■ REQUEST 1
Answer these questions from the blog post below:
(a) Who were the two candidates in the Illinois Senate race that the writer watched from Michigan?
(b) What phrase has been used to describe the upcoming election?
(c) What will the merciful obtain?

■ ■ ■ ■ ■ ■ ■

As a pastor I understand that it is expected I will operate under the direction of some ground rules when speaking out on political issues. I do not see however how we can bar the controversial from the pulpit simply because it is controversial. If that were the case, pastors would hardly have much to preach on. I dare not be content to speak on matters of Biblical importance with glittering generalities. I am called to move the gospel to this age, to its people. Even more so the meaning and demands of the gospel today are chock-full of complexity. I understand that with politics, the more complex an issue, the more open to controversy, especially in a pluralistic society.

On such an issue, within this confines of this blog just days before the election, with little room for counter-argument, I don’t wish to speak in dogmatic fashion, as if I alone am the trumpet of the Lord, for I am not. I simply wish to quicken our Christian conscience, to spur you to both a personal and communal reflection by examining what the Bible so clearly has to say on the issues of today.

It’s the weekend prior to what has been called “The most important election of our lifetime.” As you may remember, the same was said about the election four years ago, and the election four years before that. Who knows if it actually is or if the same will be said four years from now, but I do believe there are issues of great importance at question for our faith as well as for our nation.

I consider myself a political junkie. I watched as much coverage of both the Democratic and Republican National Conventions C-Span would show me, I watched all three Presidential debates, the Vice-Presidential debate, and every four years I’m glued to two or more TV’s on election night as the results from each state come in. Four years ago I watched from my home in Michigan the Senate debates here in Illinois. I was very interested in both candidates. As you may remember, the Senate race was between Barack Obama and Ambassador Alan Keyes. You can imagine my interest four years later as both men were running for President of the United States. During their run for the Senate seat in Illinois, both men publicly acknowledged that they consider themselves “men of faith”. During one of their debates the moderator posed the question to each candidate – As a Christian do you believe that your opponent’s record on issues is in line with or goes against the teachings of Christ? Essentially it’s the old “Was Jesus a Democrat or a Republican?” question. I’ve heard this question asked many times, in many ways … even saw it on a bumper sticker once.

I thought for a moment, “What would I say?” Really, how would you have answered that question?
In many ways, serious consideration of this inquiry would force us to walk along a fault-line that runs right through the center of our Republic. Public pursuit of an answer to such a question would require us to engage in a conversation which would inevitably divide our nation to a point of constant contentiousness; as if it’s not already.

In my opinion, it does a disservice to Jesus even to attempt an answer to the question of whether He would be a Democrat or Republican. Such an identification of Jesus would have had no relevance to him in his day; he was a citizen of an occupied territory; his work was defined in statements like those that we know as the “Beatitudes” ….

•Blessed are the poor in spirit: for theirs is the kingdom of heaven.
•Blessed are the meek: for they shall posses the land.
•Blessed are they who mourn: for they shall be comforted.
•Blessed are they that hunger and thirst after justice: for they shall have their fill.
•Blessed are the merciful: for they shall obtain mercy.

■ ■ ■ ■ ■ ■ ■

■ REQUEST 2
Please reproduce the listing lines between the line holding "vertical-scrollbar[interactable]: ▲ ▼" and the line holding "close-icon: x [673, 3, 683, 18]", inclusive.

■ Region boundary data
■ ■ ■ ■ ■ ■ ■

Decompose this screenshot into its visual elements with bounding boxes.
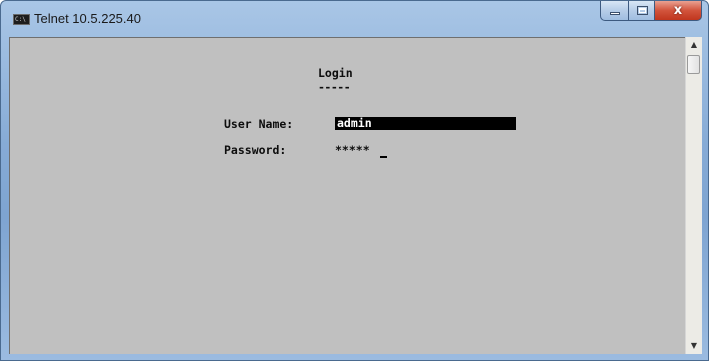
vertical-scrollbar[interactable]: ▲ ▼ [685, 37, 702, 354]
login-heading: Login [318, 66, 353, 80]
window-title: Telnet 10.5.225.40 [34, 11, 141, 26]
username-value: admin [337, 116, 372, 130]
console-app-icon[interactable]: C:\ [13, 14, 30, 25]
password-label: Password: [224, 143, 287, 157]
text-cursor [380, 156, 387, 158]
window-bottom-border [1, 354, 708, 360]
username-label: User Name: [224, 117, 294, 131]
title-bar[interactable]: C:\ Telnet 10.5.225.40 x [1, 1, 708, 37]
login-heading-underline: ----- [318, 80, 351, 94]
terminal-screen[interactable]: Login ----- User Name: admin Password: *… [10, 38, 685, 354]
close-button[interactable]: x [655, 1, 702, 21]
console-app-icon-text: C:\ [15, 16, 26, 23]
close-icon: x [673, 3, 683, 18]
terminal-area[interactable]: Login ----- User Name: admin Password: *… [9, 37, 685, 354]
telnet-window: C:\ Telnet 10.5.225.40 x Login ----- Use… [0, 0, 709, 361]
scroll-up-arrow-icon[interactable]: ▲ [686, 37, 702, 53]
username-field[interactable]: admin [335, 116, 516, 130]
password-field[interactable]: ***** [335, 143, 370, 157]
minimize-button[interactable] [600, 1, 628, 21]
maximize-button[interactable] [628, 1, 655, 21]
minimize-icon [610, 12, 620, 15]
scroll-down-arrow-icon[interactable]: ▼ [686, 338, 702, 354]
scrollbar-thumb[interactable] [687, 55, 700, 74]
maximize-icon [637, 6, 648, 15]
window-controls: x [600, 1, 702, 22]
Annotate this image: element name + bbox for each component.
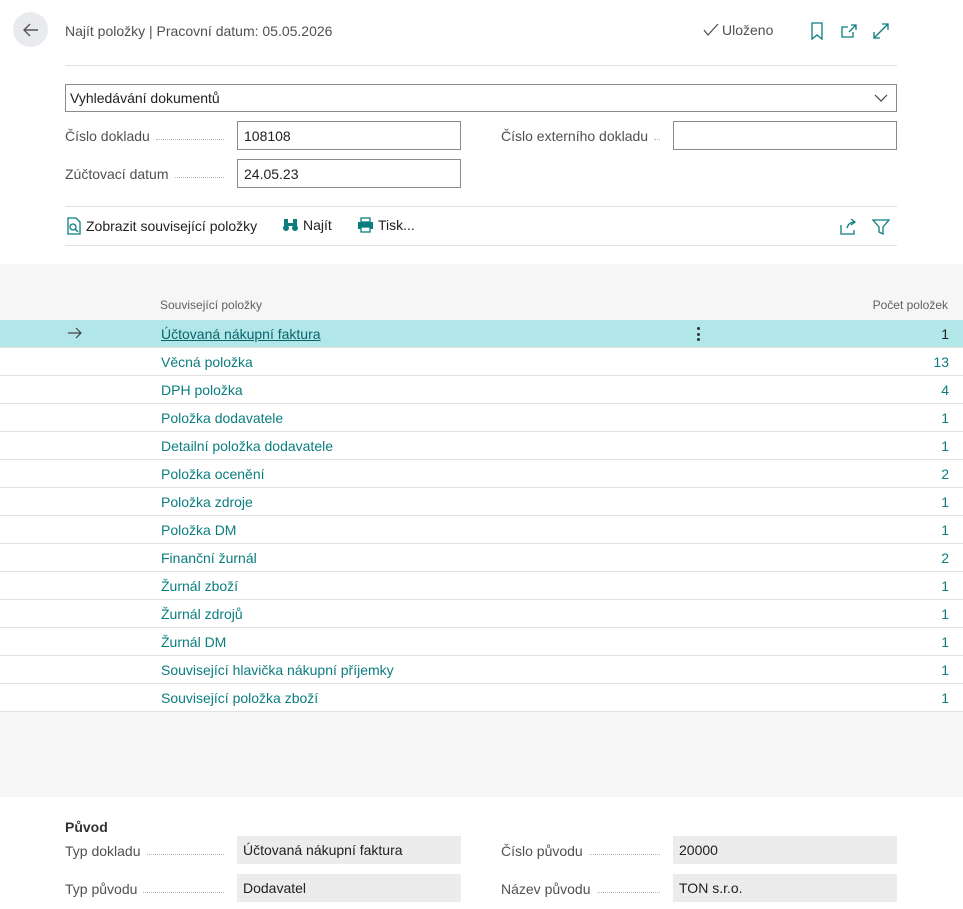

■ ■ ■ ■ ■ ■ ■

■ WRITTEN SOLUTION 1
(a) Barack Obama and Ambassador Alan Keyes
(b) "The most important election of our lifetime."
(c) Mercy

■ WRITTEN SOLUTION 2
vertical-scrollbar[interactable]: ▲ ▼ [685, 37, 702, 354]
login-heading: Login [318, 66, 353, 80]
window-title: Telnet 10.5.225.40 [34, 11, 141, 26]
username-value: admin [337, 116, 372, 130]
console-app-icon[interactable]: C:\ [13, 14, 30, 25]
password-label: Password: [224, 143, 287, 157]
text-cursor [380, 156, 387, 158]
window-bottom-border [1, 354, 708, 360]
username-label: User Name: [224, 117, 294, 131]
title-bar[interactable]: C:\ Telnet 10.5.225.40 x [1, 1, 708, 37]
login-heading-underline: ----- [318, 80, 351, 94]
terminal-screen[interactable]: Login ----- User Name: admin Password: *… [10, 38, 685, 354]
close-button[interactable]: x [655, 1, 702, 21]
console-app-icon-text: C:\ [15, 16, 26, 23]
close-icon: x [673, 3, 683, 18]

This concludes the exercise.